== WHAT TO DO ==
Your task is to transcribe all of the data below exactly, omitting the images.

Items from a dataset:
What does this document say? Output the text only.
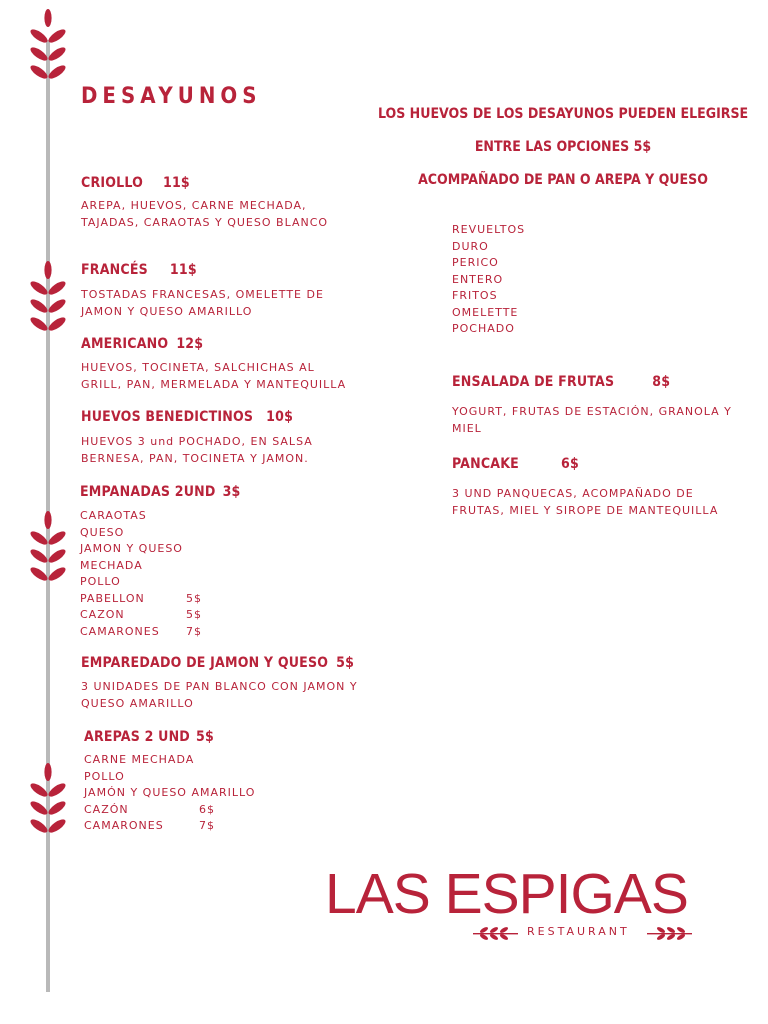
DESAYUNOS
CRIOLLO 11$

AREPA, HUEVOS, CARNE MECHADA, TAJADAS, CARAOTAS Y QUESO BLANCO

FRANCÉS 11$

TOSTADAS FRANCESAS, OMELETTE DE JAMON Y QUESO AMARILLO

AMERICANO 12$

HUEVOS, TOCINETA, SALCHICHAS AL GRILL, PAN, MERMELADA Y MANTEQUILLA

HUEVOS BENEDICTINOS 10$

HUEVOS 3 und POCHADO, EN SALSA BERNESA, PAN, TOCINETA Y JAMON.

EMPANADAS 2UND 3$
CARAOTAS
QUESO
JAMON Y QUESO
MECHADA
POLLO
PABELLON	5$
CAZON	5$
CAMARONES 7$
EMPAREDADO DE JAMON Y QUESO 5$

3 UNIDADES DE PAN BLANCO CON JAMON Y QUESO AMARILLO

AREPAS 2 UND 5$
CARNE MECHADA
POLLO
JAMÓN Y QUESO AMARILLO
CAZÓN	6$
CAMARONES	7$

LOS HUEVOS DE LOS DESAYUNOS PUEDEN ELEGIRSE

ENTRE LAS OPCIONES 5$

ACOMPAÑADO DE PAN O AREPA Y QUESO

REVUELTOS
DURO
PERICO
ENTERO
FRITOS
OMELETTE
POCHADO
ENSALADA DE FRUTAS	8$

YOGURT, FRUTAS DE ESTACIÓN, GRANOLA Y MIEL

PANCAKE	6$

3 UND PANQUECAS, ACOMPAÑADO DE FRUTAS, MIEL Y SIROPE DE MANTEQUILLA

LAS ESPIGAS
RESTAURANT
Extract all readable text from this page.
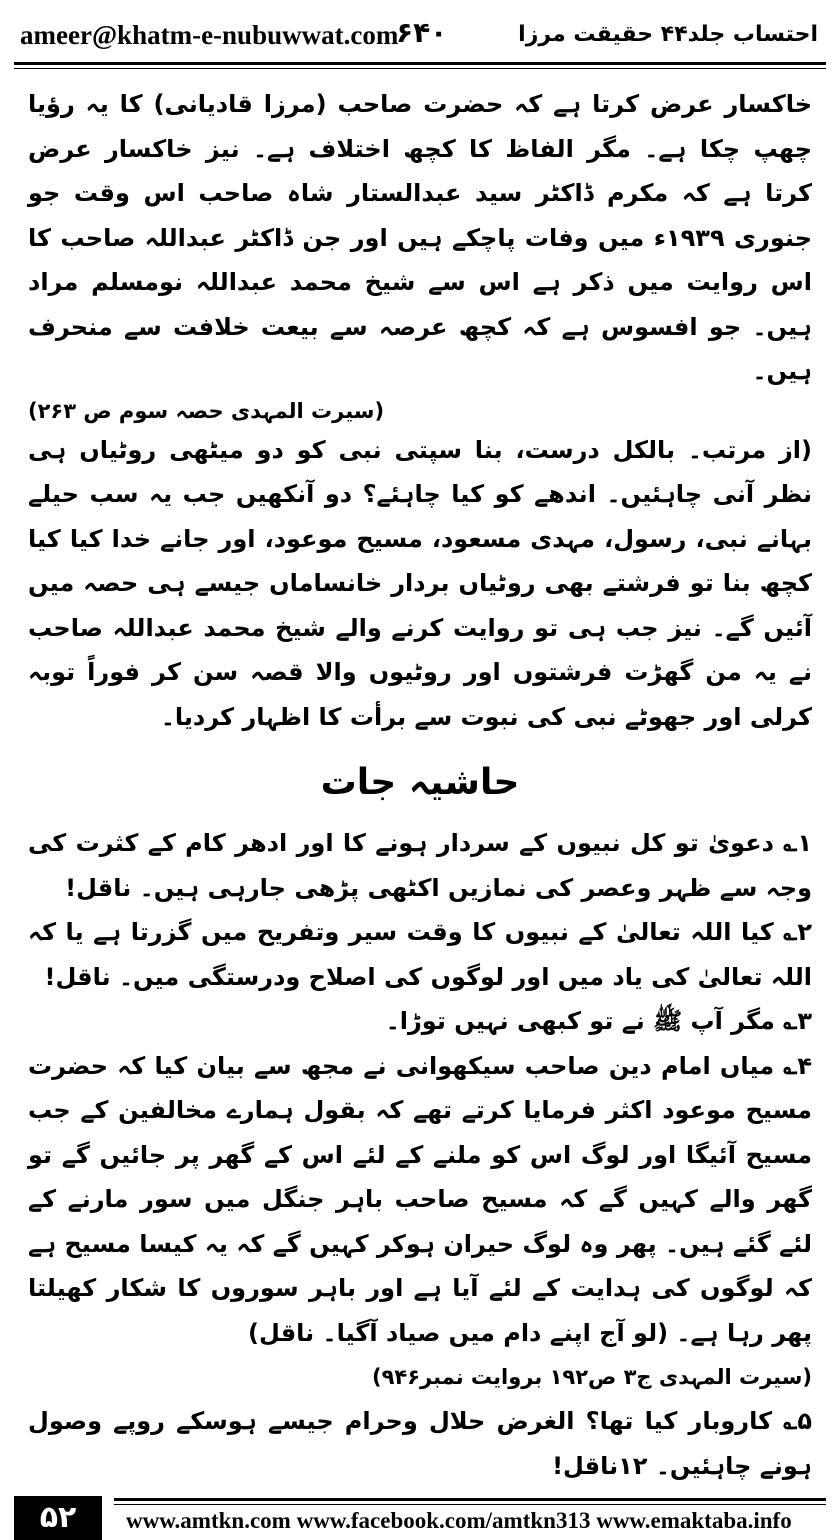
ameer@khatm-e-nubuwwat.com
۶۴۰	احتساب جلد۴۴ حقیقت مرزا

خاکسار عرض کرتا ہے کہ حضرت صاحب (مرزا قادیانی) کا یہ رؤیا چھپ چکا ہے۔ مگر الفاظ کا کچھ اختلاف ہے۔ نیز خاکسار عرض کرتا ہے کہ مکرم ڈاکٹر سید عبدالستار شاہ صاحب اس وقت جو جنوری ۱۹۳۹ء میں وفات پاچکے ہیں اور جن ڈاکٹر عبداللہ صاحب کا اس روایت میں ذکر ہے اس سے شیخ محمد عبداللہ نومسلم مراد ہیں۔ جو افسوس ہے کہ کچھ عرصہ سے بیعت خلافت سے منحرف ہیں۔

(سیرت المہدی حصہ سوم ص ۲۶۳)

(از مرتب۔ بالکل درست، بنا سپتی نبی کو دو میٹھی روٹیاں ہی نظر آنی چاہئیں۔ اندھے کو کیا چاہئے؟ دو آنکھیں جب یہ سب حیلے بہانے نبی، رسول، مہدی مسعود، مسیح موعود، اور جانے خدا کیا کیا کچھ بنا تو فرشتے بھی روٹیاں بردار خانساماں جیسے ہی حصہ میں آئیں گے۔ نیز جب ہی تو روایت کرنے والے شیخ محمد عبداللہ صاحب نے یہ من گھڑت فرشتوں اور روٹیوں والا قصہ سن کر فوراً توبہ کرلی اور جھوٹے نبی کی نبوت سے برأت کا اظہار کردیا۔

حاشیہ جات

۱؎ دعویٰ تو کل نبیوں کے سردار ہونے کا اور ادھر کام کے کثرت کی وجہ سے ظہر وعصر کی نمازیں اکٹھی پڑھی جارہی ہیں۔ ناقل!

۲؎ کیا اللہ تعالیٰ کے نبیوں کا وقت سیر وتفریح میں گزرتا ہے یا کہ اللہ تعالیٰ کی یاد میں اور لوگوں کی اصلاح ودرستگی میں۔ ناقل!

۳؎ مگر آپ ﷺ نے تو کبھی نہیں توڑا۔

۴؎ میاں امام دین صاحب سیکھوانی نے مجھ سے بیان کیا کہ حضرت مسیح موعود اکثر فرمایا کرتے تھے کہ بقول ہمارے مخالفین کے جب مسیح آئیگا اور لوگ اس کو ملنے کے لئے اس کے گھر پر جائیں گے تو گھر والے کہیں گے کہ مسیح صاحب باہر جنگل میں سور مارنے کے لئے گئے ہیں۔ پھر وہ لوگ حیران ہوکر کہیں گے کہ یہ کیسا مسیح ہے کہ لوگوں کی ہدایت کے لئے آیا ہے اور باہر سوروں کا شکار کھیلتا پھر رہا ہے۔ (لو آج اپنے دام میں صیاد آگیا۔ ناقل)

(سیرت المہدی ج۳ ص۱۹۲ بروایت نمبر۹۴۶)

۵؎ کاروبار کیا تھا؟ الغرض حلال وحرام جیسے ہوسکے روپے وصول ہونے چاہئیں۔ ۱۲ناقل!

۵۲	www.amtkn.com www.facebook.com/amtkn313 www.emaktaba.info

== OUTPUT BELOW ==
What does this document say? Output the text only.
DESAYUNOS
CRIOLLO 11$

AREPA, HUEVOS, CARNE MECHADA, TAJADAS, CARAOTAS Y QUESO BLANCO

FRANCÉS 11$

TOSTADAS FRANCESAS, OMELETTE DE JAMON Y QUESO AMARILLO

AMERICANO 12$

HUEVOS, TOCINETA, SALCHICHAS AL GRILL, PAN, MERMELADA Y MANTEQUILLA

HUEVOS BENEDICTINOS 10$

HUEVOS 3 und POCHADO, EN SALSA BERNESA, PAN, TOCINETA Y JAMON.

EMPANADAS 2UND 3$
CARAOTAS
QUESO
JAMON Y QUESO
MECHADA
POLLO
PABELLON	5$
CAZON	5$
CAMARONES 7$
EMPAREDADO DE JAMON Y QUESO 5$

3 UNIDADES DE PAN BLANCO CON JAMON Y QUESO AMARILLO

AREPAS 2 UND 5$
CARNE MECHADA
POLLO
JAMÓN Y QUESO AMARILLO
CAZÓN	6$
CAMARONES	7$

LOS HUEVOS DE LOS DESAYUNOS PUEDEN ELEGIRSE

ENTRE LAS OPCIONES 5$

ACOMPAÑADO DE PAN O AREPA Y QUESO

REVUELTOS
DURO
PERICO
ENTERO
FRITOS
OMELETTE
POCHADO
ENSALADA DE FRUTAS	8$

YOGURT, FRUTAS DE ESTACIÓN, GRANOLA Y MIEL

PANCAKE	6$

3 UND PANQUECAS, ACOMPAÑADO DE FRUTAS, MIEL Y SIROPE DE MANTEQUILLA

LAS ESPIGAS
RESTAURANT
Extract all readable text from this page.
ameer@khatm-e-nubuwwat.com
۶۴۰	احتساب جلد۴۴ حقیقت مرزا

خاکسار عرض کرتا ہے کہ حضرت صاحب (مرزا قادیانی) کا یہ رؤیا چھپ چکا ہے۔ مگر الفاظ کا کچھ اختلاف ہے۔ نیز خاکسار عرض کرتا ہے کہ مکرم ڈاکٹر سید عبدالستار شاہ صاحب اس وقت جو جنوری ۱۹۳۹ء میں وفات پاچکے ہیں اور جن ڈاکٹر عبداللہ صاحب کا اس روایت میں ذکر ہے اس سے شیخ محمد عبداللہ نومسلم مراد ہیں۔ جو افسوس ہے کہ کچھ عرصہ سے بیعت خلافت سے منحرف ہیں۔

(سیرت المہدی حصہ سوم ص ۲۶۳)

(از مرتب۔ بالکل درست، بنا سپتی نبی کو دو میٹھی روٹیاں ہی نظر آنی چاہئیں۔ اندھے کو کیا چاہئے؟ دو آنکھیں جب یہ سب حیلے بہانے نبی، رسول، مہدی مسعود، مسیح موعود، اور جانے خدا کیا کیا کچھ بنا تو فرشتے بھی روٹیاں بردار خانساماں جیسے ہی حصہ میں آئیں گے۔ نیز جب ہی تو روایت کرنے والے شیخ محمد عبداللہ صاحب نے یہ من گھڑت فرشتوں اور روٹیوں والا قصہ سن کر فوراً توبہ کرلی اور جھوٹے نبی کی نبوت سے برأت کا اظہار کردیا۔

حاشیہ جات

۱؎ دعویٰ تو کل نبیوں کے سردار ہونے کا اور ادھر کام کے کثرت کی وجہ سے ظہر وعصر کی نمازیں اکٹھی پڑھی جارہی ہیں۔ ناقل!

۲؎ کیا اللہ تعالیٰ کے نبیوں کا وقت سیر وتفریح میں گزرتا ہے یا کہ اللہ تعالیٰ کی یاد میں اور لوگوں کی اصلاح ودرستگی میں۔ ناقل!

۳؎ مگر آپ ﷺ نے تو کبھی نہیں توڑا۔

۴؎ میاں امام دین صاحب سیکھوانی نے مجھ سے بیان کیا کہ حضرت مسیح موعود اکثر فرمایا کرتے تھے کہ بقول ہمارے مخالفین کے جب مسیح آئیگا اور لوگ اس کو ملنے کے لئے اس کے گھر پر جائیں گے تو گھر والے کہیں گے کہ مسیح صاحب باہر جنگل میں سور مارنے کے لئے گئے ہیں۔ پھر وہ لوگ حیران ہوکر کہیں گے کہ یہ کیسا مسیح ہے کہ لوگوں کی ہدایت کے لئے آیا ہے اور باہر سوروں کا شکار کھیلتا پھر رہا ہے۔ (لو آج اپنے دام میں صیاد آگیا۔ ناقل)

(سیرت المہدی ج۳ ص۱۹۲ بروایت نمبر۹۴۶)

۵؎ کاروبار کیا تھا؟ الغرض حلال وحرام جیسے ہوسکے روپے وصول ہونے چاہئیں۔ ۱۲ناقل!

۵۲	www.amtkn.com www.facebook.com/amtkn313 www.emaktaba.info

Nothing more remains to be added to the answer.